44. Wildcard Matching

昨天没有发做题笔记,因为昨天骑车子把腿和手摔破了,疼得一逼,然后还在公司写了一天代码,惨。。回家之后磨蹭了一会儿,看了这道题Wildcard Matching,写了二维DP的解法结果commit的时候一直提示wrong answer,就去睡觉了。今天又来看这题了。另,今天是覃超《硅谷之路》的大结局呢。。有点伤感。覃超的讲话风格很像飞哥。。表情夸张那种。。上了两个月的课挺舍不得的。

首先是DP做法,二维DP:

    public boolean isMatch(String s, String p) {
        if (s == null && p == null) return true;
        boolean[][] dp = new boolean[s.length() + 1][p.length() + 1];
        dp[0][0] = true;

        for (int i = 1; i < p.length() + 1; i++) {
            if (p.charAt(i - 1) == '*') {
                //必须是p的前i-1个char都是*,s才能跟它匹配
                dp[0][i] = dp[0][i - 1];
            }
        }
        for (int i = 1; i < s.length() + 1; i++) {
            for (int j = 1; j < p.length() + 1; j++) {
                if (p.charAt(j - 1) != '*') {
                    if (s.charAt(i - 1) == p.charAt(j - 1) || p.charAt(j - 1) == '?') {
                        dp[i][j] = dp[i - 1][j - 1];
                    }
                } else {
                    dp[i][j] = dp[i][j - 1] || dp[i - 1][j - 1] || dp[i-1][j];
                }
            }
        }
        return dp[s.length()][p.length()];
    }

这题的方程有点难以理解的是dp[i-1][j];这个代表,p的第j位是*,所以p连同这一位j看看是否可以匹配s的前i-1位,因为s的第i位一定是可以匹配的。比如:
s: aaba
p: aa*

这里*就可以匹配ba两位。

- [所列各行]
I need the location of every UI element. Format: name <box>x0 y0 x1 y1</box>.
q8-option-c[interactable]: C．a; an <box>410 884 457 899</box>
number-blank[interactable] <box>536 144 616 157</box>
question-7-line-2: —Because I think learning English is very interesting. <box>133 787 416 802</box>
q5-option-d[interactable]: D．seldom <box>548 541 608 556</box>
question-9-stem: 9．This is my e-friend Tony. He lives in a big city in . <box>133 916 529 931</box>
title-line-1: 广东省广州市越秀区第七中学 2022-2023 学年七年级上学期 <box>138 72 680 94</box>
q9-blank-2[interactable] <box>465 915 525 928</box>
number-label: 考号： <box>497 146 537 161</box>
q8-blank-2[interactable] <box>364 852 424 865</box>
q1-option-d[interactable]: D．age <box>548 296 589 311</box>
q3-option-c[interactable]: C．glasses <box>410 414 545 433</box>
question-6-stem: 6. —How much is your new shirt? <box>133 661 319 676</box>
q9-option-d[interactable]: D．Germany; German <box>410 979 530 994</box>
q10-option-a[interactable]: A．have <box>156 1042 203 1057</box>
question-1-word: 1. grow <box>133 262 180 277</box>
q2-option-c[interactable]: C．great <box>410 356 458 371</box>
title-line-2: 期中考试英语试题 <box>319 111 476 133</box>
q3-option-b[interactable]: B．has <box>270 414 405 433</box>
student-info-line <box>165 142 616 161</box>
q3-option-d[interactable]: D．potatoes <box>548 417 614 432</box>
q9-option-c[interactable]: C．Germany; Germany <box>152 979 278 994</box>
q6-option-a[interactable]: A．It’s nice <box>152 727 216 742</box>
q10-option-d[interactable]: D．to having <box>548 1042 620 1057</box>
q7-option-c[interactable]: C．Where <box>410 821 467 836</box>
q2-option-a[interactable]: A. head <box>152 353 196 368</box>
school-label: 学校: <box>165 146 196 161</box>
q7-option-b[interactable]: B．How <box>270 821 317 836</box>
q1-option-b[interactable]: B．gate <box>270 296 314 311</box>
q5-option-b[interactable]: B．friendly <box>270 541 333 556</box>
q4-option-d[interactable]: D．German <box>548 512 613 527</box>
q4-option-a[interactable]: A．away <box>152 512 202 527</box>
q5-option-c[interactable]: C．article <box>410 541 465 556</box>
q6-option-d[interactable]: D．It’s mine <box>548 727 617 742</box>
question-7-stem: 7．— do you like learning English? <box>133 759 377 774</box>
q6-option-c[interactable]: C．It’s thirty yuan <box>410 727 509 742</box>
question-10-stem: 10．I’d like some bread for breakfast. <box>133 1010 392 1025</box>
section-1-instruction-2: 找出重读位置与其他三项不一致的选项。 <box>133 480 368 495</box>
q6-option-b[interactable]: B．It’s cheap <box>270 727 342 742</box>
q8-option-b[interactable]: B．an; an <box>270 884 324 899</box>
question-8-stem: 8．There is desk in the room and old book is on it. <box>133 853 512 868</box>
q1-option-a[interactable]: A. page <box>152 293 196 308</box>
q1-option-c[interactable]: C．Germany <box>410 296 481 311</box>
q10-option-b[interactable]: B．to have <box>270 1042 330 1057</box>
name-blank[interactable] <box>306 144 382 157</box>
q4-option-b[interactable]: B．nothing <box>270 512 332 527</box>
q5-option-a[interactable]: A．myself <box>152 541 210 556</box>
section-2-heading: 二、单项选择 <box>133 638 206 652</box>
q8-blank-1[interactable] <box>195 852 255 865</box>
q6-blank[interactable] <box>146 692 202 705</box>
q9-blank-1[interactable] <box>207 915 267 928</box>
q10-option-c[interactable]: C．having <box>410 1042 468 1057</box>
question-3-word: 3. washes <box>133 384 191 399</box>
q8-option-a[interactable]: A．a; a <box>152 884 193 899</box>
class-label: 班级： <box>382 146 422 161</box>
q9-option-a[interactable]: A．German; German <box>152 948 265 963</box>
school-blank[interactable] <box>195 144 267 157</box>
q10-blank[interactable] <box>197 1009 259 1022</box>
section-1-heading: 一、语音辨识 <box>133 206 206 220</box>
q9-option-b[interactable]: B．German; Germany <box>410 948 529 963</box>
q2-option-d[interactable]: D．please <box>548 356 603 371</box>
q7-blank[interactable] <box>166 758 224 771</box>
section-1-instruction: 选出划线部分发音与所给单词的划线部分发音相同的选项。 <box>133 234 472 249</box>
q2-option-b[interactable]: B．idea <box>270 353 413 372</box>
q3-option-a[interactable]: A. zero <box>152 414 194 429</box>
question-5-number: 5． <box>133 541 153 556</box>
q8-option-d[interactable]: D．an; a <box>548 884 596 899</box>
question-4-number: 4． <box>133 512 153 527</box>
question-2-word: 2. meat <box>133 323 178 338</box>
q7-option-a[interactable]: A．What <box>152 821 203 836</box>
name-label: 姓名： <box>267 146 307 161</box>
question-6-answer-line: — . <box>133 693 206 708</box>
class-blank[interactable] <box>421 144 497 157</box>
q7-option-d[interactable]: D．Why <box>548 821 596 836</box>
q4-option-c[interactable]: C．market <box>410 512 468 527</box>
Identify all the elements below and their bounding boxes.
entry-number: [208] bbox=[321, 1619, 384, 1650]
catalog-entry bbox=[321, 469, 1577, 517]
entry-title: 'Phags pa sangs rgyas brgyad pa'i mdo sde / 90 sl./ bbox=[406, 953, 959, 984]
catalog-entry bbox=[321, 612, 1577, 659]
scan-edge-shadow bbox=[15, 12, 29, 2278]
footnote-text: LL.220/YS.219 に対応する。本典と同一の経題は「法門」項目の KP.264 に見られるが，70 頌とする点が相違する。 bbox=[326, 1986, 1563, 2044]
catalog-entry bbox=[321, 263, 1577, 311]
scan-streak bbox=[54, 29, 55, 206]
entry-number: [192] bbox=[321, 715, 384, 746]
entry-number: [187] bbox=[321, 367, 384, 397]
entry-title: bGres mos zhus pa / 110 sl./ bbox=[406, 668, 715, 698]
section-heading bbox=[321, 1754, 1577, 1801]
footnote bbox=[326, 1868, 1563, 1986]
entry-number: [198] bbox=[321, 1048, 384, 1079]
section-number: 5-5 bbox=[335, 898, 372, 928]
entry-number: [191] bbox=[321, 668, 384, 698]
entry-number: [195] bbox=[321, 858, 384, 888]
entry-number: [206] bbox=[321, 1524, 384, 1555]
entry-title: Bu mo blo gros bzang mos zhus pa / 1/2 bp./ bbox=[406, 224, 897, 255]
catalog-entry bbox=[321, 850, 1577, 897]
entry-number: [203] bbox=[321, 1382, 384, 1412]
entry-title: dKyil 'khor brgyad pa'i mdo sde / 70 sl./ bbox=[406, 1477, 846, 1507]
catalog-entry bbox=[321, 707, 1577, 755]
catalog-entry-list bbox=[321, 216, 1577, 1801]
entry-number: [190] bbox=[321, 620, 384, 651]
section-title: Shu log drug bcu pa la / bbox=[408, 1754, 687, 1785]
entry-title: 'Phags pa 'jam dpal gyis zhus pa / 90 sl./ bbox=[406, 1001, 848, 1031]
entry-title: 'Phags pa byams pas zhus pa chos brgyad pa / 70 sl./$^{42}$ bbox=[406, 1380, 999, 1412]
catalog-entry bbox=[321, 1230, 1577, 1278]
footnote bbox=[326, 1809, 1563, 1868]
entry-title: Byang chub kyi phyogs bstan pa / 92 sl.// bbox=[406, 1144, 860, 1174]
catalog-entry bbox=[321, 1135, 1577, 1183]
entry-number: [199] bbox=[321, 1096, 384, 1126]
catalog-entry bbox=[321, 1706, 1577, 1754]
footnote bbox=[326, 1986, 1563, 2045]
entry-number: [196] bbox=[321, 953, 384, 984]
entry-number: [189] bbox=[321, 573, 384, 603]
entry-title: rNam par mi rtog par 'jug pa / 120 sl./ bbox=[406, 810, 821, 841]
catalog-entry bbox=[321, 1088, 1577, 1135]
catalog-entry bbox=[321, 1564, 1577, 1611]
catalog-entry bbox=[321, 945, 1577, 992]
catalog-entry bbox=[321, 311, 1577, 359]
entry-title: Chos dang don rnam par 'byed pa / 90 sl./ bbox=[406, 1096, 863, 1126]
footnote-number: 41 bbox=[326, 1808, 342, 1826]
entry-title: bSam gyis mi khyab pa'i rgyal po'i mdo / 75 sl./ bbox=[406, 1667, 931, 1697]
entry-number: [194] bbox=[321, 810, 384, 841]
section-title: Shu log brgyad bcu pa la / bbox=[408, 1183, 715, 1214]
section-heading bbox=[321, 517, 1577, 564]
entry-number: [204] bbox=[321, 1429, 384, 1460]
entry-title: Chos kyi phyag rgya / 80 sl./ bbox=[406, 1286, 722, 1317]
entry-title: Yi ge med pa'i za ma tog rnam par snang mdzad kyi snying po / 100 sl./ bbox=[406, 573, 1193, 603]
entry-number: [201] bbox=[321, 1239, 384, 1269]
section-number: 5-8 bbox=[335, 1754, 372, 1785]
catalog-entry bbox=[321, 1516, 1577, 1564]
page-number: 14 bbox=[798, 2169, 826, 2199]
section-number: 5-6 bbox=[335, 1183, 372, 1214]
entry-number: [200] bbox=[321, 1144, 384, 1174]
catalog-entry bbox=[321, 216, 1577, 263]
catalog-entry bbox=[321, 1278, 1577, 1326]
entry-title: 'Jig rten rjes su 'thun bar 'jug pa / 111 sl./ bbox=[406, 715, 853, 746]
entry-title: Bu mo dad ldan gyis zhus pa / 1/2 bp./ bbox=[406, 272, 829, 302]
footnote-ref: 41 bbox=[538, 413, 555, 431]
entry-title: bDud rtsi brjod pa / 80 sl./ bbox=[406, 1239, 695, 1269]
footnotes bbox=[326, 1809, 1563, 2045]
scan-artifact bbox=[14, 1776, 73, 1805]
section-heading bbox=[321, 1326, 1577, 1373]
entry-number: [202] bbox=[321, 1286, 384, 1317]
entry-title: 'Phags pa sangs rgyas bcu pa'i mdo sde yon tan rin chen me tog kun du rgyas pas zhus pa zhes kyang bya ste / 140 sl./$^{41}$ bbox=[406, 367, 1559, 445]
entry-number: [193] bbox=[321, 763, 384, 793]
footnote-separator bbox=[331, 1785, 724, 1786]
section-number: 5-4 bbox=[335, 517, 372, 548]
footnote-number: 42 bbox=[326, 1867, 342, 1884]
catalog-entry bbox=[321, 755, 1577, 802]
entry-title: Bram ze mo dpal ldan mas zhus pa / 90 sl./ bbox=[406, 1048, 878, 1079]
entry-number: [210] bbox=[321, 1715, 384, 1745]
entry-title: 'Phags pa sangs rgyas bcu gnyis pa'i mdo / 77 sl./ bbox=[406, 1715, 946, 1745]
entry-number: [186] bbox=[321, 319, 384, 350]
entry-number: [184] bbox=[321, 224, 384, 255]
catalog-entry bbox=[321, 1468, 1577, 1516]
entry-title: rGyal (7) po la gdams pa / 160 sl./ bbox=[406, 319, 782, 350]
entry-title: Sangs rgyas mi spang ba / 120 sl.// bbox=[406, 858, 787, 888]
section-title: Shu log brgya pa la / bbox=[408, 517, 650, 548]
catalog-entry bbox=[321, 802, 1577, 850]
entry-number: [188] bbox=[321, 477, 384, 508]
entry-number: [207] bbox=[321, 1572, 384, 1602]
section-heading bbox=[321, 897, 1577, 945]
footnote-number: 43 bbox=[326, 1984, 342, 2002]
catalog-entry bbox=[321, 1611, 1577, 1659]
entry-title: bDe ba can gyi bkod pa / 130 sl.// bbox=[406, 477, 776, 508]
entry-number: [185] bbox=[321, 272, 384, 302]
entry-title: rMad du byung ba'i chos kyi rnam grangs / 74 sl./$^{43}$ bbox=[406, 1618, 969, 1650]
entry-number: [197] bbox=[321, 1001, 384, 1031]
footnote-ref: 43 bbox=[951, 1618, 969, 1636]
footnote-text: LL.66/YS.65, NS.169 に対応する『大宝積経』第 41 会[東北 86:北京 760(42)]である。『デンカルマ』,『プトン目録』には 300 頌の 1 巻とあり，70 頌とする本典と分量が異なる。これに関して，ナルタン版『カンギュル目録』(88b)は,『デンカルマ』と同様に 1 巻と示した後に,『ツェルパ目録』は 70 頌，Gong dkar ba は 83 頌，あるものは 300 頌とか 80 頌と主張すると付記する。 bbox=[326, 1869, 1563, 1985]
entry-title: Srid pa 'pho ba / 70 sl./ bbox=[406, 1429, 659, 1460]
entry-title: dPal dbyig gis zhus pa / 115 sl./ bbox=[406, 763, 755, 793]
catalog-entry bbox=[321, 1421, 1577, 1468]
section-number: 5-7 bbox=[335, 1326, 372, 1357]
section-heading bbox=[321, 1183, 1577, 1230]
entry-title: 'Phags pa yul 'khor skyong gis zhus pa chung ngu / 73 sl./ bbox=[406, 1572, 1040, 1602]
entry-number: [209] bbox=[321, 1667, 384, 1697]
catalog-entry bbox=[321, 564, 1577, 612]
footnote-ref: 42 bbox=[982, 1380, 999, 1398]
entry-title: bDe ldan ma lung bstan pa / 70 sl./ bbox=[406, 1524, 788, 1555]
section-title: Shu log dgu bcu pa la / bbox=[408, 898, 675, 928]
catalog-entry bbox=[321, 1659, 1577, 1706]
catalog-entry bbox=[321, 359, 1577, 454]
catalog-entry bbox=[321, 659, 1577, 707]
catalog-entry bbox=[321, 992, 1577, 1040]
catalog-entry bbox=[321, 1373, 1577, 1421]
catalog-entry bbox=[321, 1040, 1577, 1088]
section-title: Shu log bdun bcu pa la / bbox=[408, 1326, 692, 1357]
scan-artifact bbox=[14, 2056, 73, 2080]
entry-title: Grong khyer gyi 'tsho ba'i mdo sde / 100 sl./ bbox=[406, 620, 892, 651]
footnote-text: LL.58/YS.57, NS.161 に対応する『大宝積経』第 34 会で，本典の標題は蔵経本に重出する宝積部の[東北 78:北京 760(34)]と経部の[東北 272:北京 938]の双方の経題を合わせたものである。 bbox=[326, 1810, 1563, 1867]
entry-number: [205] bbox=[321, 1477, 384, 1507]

- [任务列表]
(1) 把上方各行从第一行起，到含有“question-6-stem: 6. —How”的那一行为止（两端都算在内），原样返回。
(2) 上方那篇 Wildcard Matching 解题笔记停在哪里，就从哪里接着往下写。

- [练习答案]
(1)
I need the location of every UI element. Format: name <box>x0 y0 x1 y1</box>.
q8-option-c[interactable]: C．a; an <box>410 884 457 899</box>
number-blank[interactable] <box>536 144 616 157</box>
question-7-line-2: —Because I think learning English is very interesting. <box>133 787 416 802</box>
q5-option-d[interactable]: D．seldom <box>548 541 608 556</box>
question-9-stem: 9．This is my e-friend Tony. He lives in a big city in . <box>133 916 529 931</box>
title-line-1: 广东省广州市越秀区第七中学 2022-2023 学年七年级上学期 <box>138 72 680 94</box>
q9-blank-2[interactable] <box>465 915 525 928</box>
number-label: 考号： <box>497 146 537 161</box>
q8-blank-2[interactable] <box>364 852 424 865</box>
q1-option-d[interactable]: D．age <box>548 296 589 311</box>
q3-option-c[interactable]: C．glasses <box>410 414 545 433</box>
question-6-stem: 6. —How much is your new shirt? <box>133 661 319 676</box>

(2)
另外,还有一种扫描的方法,用两个指针,one for string, one for pattern,从头到尾扫描。复杂度是O(m + n)。我就画了个图简单看了下。

boolean comparison(String str, String pattern) {
        int s = 0, p = 0, match = 0, starIdx = -1;            
        while (s < str.length()){
            // advancing both pointers
            if (p < pattern.length()  && (pattern.charAt(p) == '?' || str.charAt(s) == pattern.charAt(p))){
                s++;
                p++;
            }
            // * found, only advancing pattern pointer
            else if (p < pattern.length() && pattern.charAt(p) == '*'){
                starIdx = p;
                match = s;
                p++;
            }
           // last pattern pointer was *, advancing string pointer
            else if (starIdx != -1){
                p = starIdx + 1;
                match++;
                s = match;
            }
           //current pattern pointer is not star, last patter pointer was not *
          //characters do not match
            else return false;
        }
        
        //check for remaining characters in pattern
        while (p < pattern.length() && pattern.charAt(p) == '*')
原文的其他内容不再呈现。